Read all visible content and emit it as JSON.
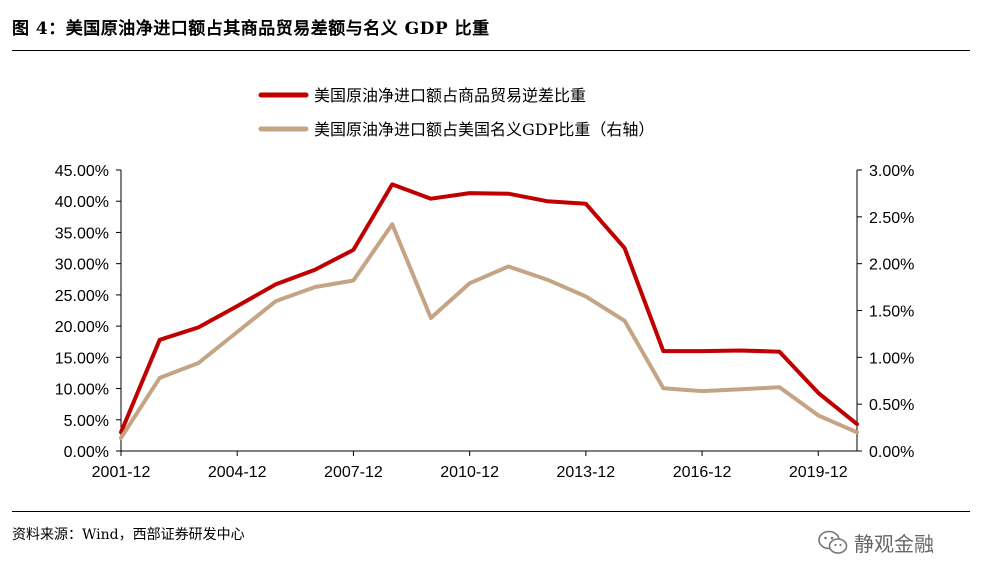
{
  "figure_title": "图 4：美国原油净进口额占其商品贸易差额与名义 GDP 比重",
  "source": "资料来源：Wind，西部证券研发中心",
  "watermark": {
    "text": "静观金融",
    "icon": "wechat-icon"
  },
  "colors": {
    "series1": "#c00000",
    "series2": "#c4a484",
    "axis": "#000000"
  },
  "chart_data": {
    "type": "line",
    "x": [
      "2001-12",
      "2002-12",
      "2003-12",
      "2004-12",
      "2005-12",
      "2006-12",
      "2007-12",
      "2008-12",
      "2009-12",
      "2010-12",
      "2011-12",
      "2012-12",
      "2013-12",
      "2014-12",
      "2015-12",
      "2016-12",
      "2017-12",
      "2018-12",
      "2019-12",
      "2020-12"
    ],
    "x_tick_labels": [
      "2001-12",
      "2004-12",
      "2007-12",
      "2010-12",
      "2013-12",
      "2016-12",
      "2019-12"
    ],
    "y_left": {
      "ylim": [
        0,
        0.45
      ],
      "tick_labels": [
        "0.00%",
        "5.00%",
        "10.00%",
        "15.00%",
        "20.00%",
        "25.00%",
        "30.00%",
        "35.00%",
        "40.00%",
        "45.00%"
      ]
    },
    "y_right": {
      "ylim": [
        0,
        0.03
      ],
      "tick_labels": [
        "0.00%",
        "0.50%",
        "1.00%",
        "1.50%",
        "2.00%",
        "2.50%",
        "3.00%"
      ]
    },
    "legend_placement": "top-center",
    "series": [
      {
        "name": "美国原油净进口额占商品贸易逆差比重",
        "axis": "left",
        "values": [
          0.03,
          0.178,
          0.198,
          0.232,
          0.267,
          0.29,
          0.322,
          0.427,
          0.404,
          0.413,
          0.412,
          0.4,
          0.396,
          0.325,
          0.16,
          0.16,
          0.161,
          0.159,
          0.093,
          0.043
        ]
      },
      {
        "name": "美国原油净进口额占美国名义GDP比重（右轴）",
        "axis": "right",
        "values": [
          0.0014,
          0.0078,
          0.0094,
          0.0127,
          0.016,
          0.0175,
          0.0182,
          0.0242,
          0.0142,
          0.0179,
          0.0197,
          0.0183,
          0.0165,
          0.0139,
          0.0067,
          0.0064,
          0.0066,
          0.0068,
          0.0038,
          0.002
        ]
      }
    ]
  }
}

### Problem description
Transcribe the records word for word and include no pictures.

### Solution for this task
Read all visible content and emit it as JSON.
{
  "figure_title": "图 4：美国原油净进口额占其商品贸易差额与名义 GDP 比重",
  "source": "资料来源：Wind，西部证券研发中心",
  "watermark": {
    "text": "静观金融",
    "icon": "wechat-icon"
  },
  "colors": {
    "series1": "#c00000",
    "series2": "#c4a484",
    "axis": "#000000"
  },
  "chart_data": {
    "type": "line",
    "x": [
      "2001-12",
      "2002-12",
      "2003-12",
      "2004-12",
      "2005-12",
      "2006-12",
      "2007-12",
      "2008-12",
      "2009-12",
      "2010-12",
      "2011-12",
      "2012-12",
      "2013-12",
      "2014-12",
      "2015-12",
      "2016-12",
      "2017-12",
      "2018-12",
      "2019-12",
      "2020-12"
    ],
    "x_tick_labels": [
      "2001-12",
      "2004-12",
      "2007-12",
      "2010-12",
      "2013-12",
      "2016-12",
      "2019-12"
    ],
    "y_left": {
      "ylim": [
        0,
        0.45
      ],
      "tick_labels": [
        "0.00%",
        "5.00%",
        "10.00%",
        "15.00%",
        "20.00%",
        "25.00%",
        "30.00%",
        "35.00%",
        "40.00%",
        "45.00%"
      ]
    },
    "y_right": {
      "ylim": [
        0,
        0.03
      ],
      "tick_labels": [
        "0.00%",
        "0.50%",
        "1.00%",
        "1.50%",
        "2.00%",
        "2.50%",
        "3.00%"
      ]
    },
    "legend_placement": "top-center",
    "series": [
      {
        "name": "美国原油净进口额占商品贸易逆差比重",
        "axis": "left",
        "values": [
          0.03,
          0.178,
          0.198,
          0.232,
          0.267,
          0.29,
          0.322,
          0.427,
          0.404,
          0.413,
          0.412,
          0.4,
          0.396,
          0.325,
          0.16,
          0.16,
          0.161,
          0.159,
          0.093,
          0.043
        ]
      },
      {
        "name": "美国原油净进口额占美国名义GDP比重（右轴）",
        "axis": "right",
        "values": [
          0.0014,
          0.0078,
          0.0094,
          0.0127,
          0.016,
          0.0175,
          0.0182,
          0.0242,
          0.0142,
          0.0179,
          0.0197,
          0.0183,
          0.0165,
          0.0139,
          0.0067,
          0.0064,
          0.0066,
          0.0068,
          0.0038,
          0.002
        ]
      }
    ]
  }
}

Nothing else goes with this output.